# Entries

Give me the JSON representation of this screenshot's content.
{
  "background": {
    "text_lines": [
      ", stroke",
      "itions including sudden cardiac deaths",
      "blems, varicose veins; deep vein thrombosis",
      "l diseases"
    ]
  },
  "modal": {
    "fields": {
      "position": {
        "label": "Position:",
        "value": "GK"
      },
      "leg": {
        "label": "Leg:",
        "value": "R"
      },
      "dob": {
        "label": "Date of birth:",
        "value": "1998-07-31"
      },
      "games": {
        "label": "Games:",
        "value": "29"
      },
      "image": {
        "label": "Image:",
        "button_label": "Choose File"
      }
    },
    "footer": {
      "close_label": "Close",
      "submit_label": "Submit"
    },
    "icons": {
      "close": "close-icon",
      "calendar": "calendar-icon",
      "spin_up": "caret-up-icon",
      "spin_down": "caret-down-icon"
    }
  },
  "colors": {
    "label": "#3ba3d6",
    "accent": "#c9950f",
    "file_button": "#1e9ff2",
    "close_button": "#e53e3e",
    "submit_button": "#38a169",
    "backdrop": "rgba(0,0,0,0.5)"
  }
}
--
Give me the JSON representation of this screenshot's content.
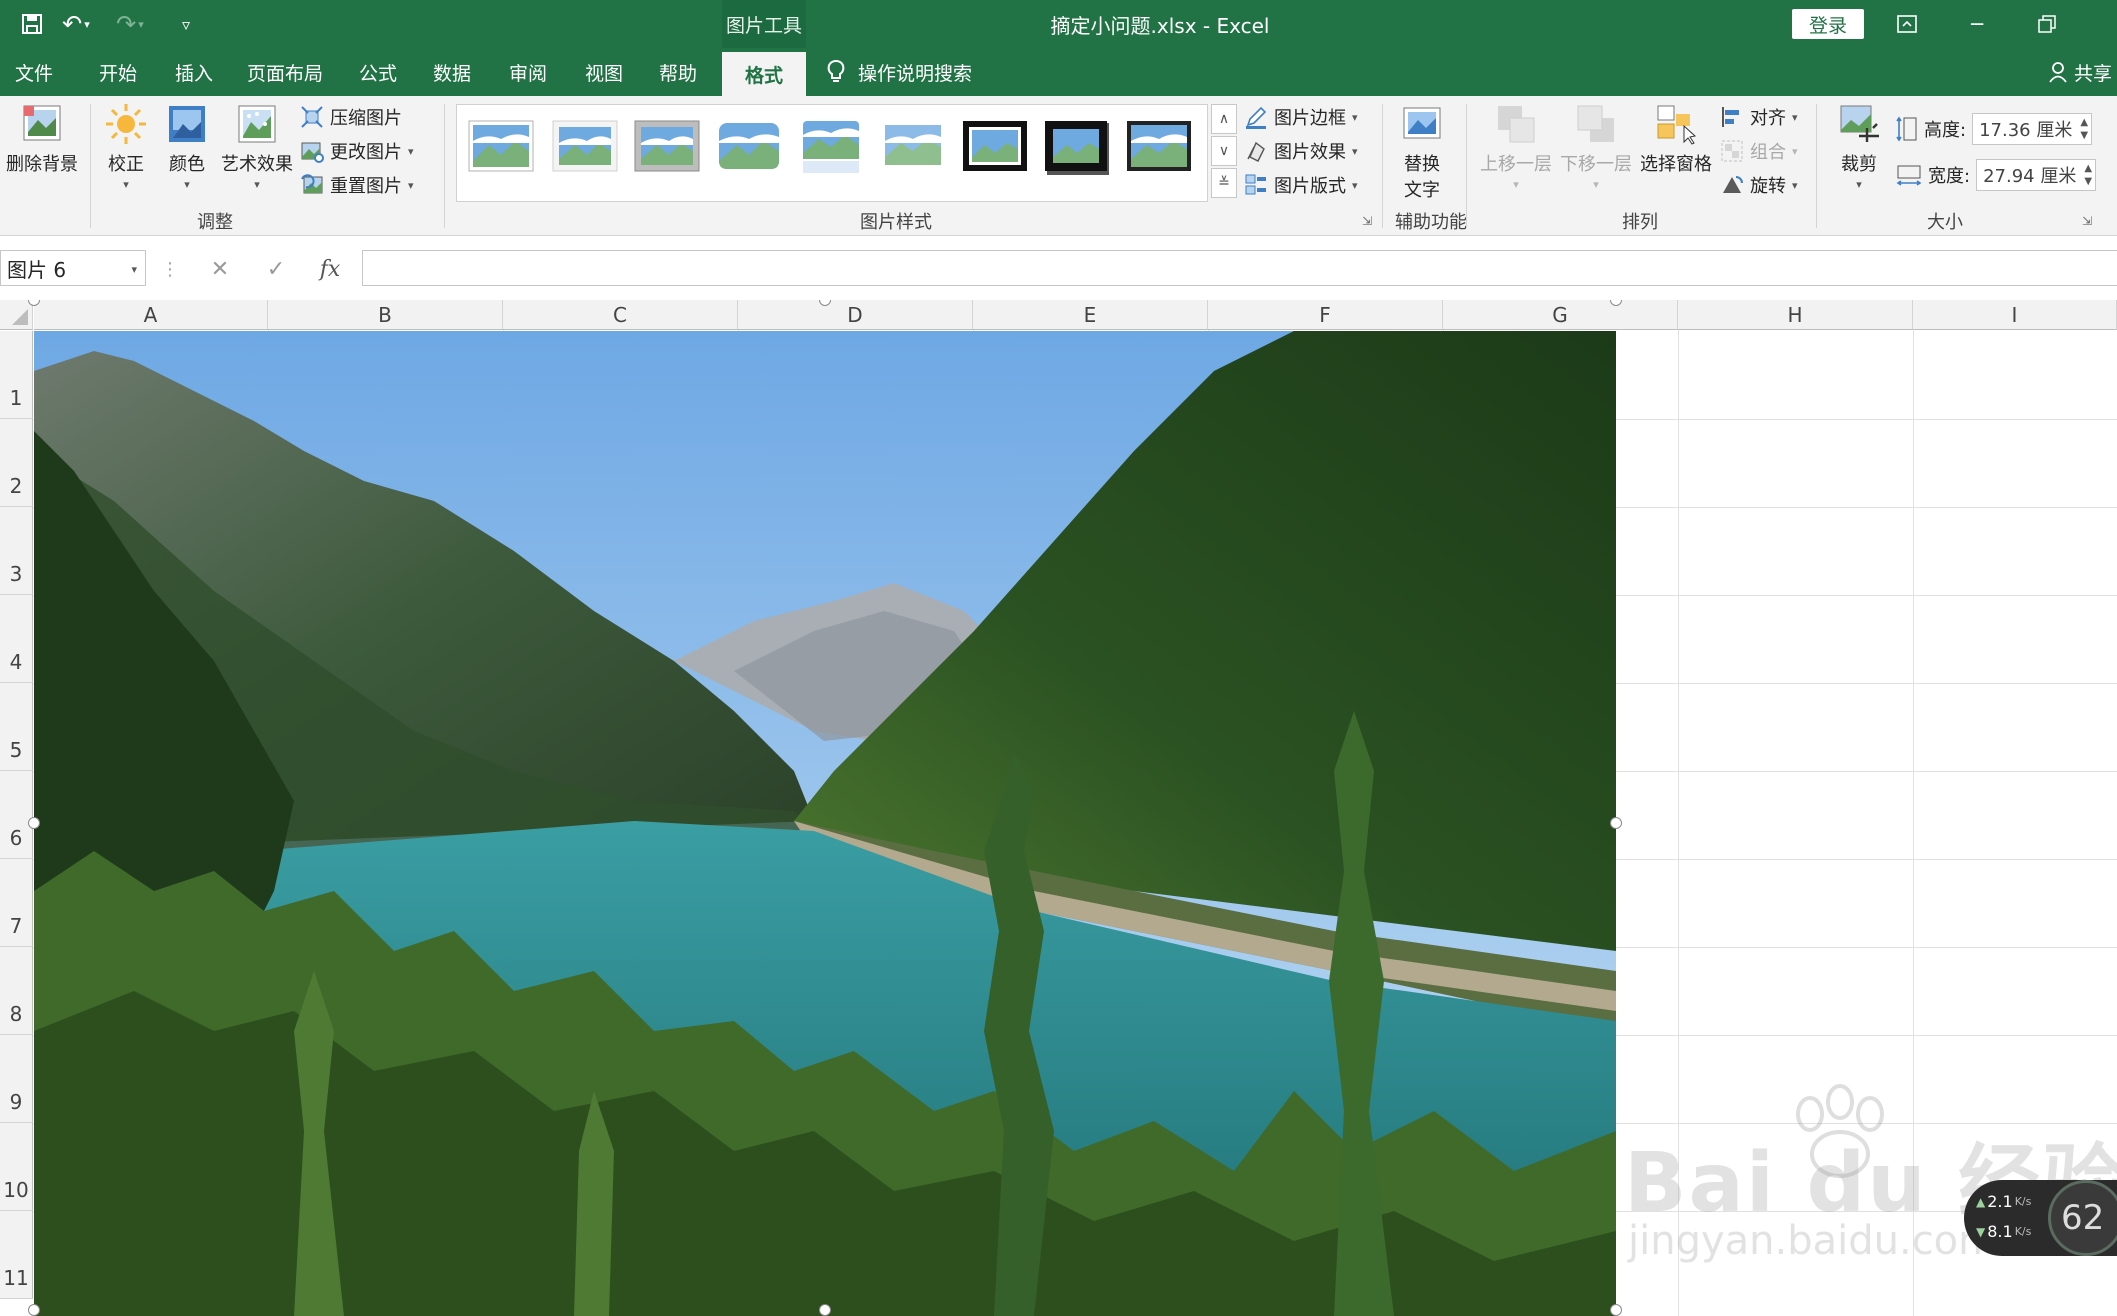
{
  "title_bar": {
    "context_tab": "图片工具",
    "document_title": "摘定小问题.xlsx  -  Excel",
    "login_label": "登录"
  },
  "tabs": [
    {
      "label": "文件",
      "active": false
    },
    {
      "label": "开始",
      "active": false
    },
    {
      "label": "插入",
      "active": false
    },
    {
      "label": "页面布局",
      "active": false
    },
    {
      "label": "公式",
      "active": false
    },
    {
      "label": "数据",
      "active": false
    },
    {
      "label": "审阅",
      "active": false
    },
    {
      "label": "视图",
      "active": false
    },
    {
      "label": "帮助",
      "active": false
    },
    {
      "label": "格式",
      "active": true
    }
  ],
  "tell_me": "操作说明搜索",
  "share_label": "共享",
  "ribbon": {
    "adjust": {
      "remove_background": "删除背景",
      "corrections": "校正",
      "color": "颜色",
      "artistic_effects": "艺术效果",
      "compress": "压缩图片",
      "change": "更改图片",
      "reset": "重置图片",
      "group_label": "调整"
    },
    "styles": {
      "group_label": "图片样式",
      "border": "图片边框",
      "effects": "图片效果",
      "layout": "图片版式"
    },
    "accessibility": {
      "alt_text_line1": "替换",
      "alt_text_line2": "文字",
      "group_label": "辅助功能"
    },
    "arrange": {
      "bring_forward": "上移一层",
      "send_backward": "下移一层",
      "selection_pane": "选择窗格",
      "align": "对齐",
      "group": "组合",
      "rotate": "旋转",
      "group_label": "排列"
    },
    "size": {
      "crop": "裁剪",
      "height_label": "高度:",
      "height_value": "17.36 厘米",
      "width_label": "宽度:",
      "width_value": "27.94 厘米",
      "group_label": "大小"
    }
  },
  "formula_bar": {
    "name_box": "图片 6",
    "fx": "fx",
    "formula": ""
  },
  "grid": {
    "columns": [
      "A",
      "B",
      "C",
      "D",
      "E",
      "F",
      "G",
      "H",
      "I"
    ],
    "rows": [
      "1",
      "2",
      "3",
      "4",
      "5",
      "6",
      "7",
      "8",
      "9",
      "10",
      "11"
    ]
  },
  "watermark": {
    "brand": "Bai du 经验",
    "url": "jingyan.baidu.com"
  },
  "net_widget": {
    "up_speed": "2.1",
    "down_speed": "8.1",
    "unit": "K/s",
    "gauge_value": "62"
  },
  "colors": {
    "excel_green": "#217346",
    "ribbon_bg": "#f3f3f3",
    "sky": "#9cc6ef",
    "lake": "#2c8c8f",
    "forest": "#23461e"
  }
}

# Work required
Check each line above for "caret" and return the ones that have it.

# Full response
      "spin_up": "caret-up-icon",
      "spin_down": "caret-down-icon"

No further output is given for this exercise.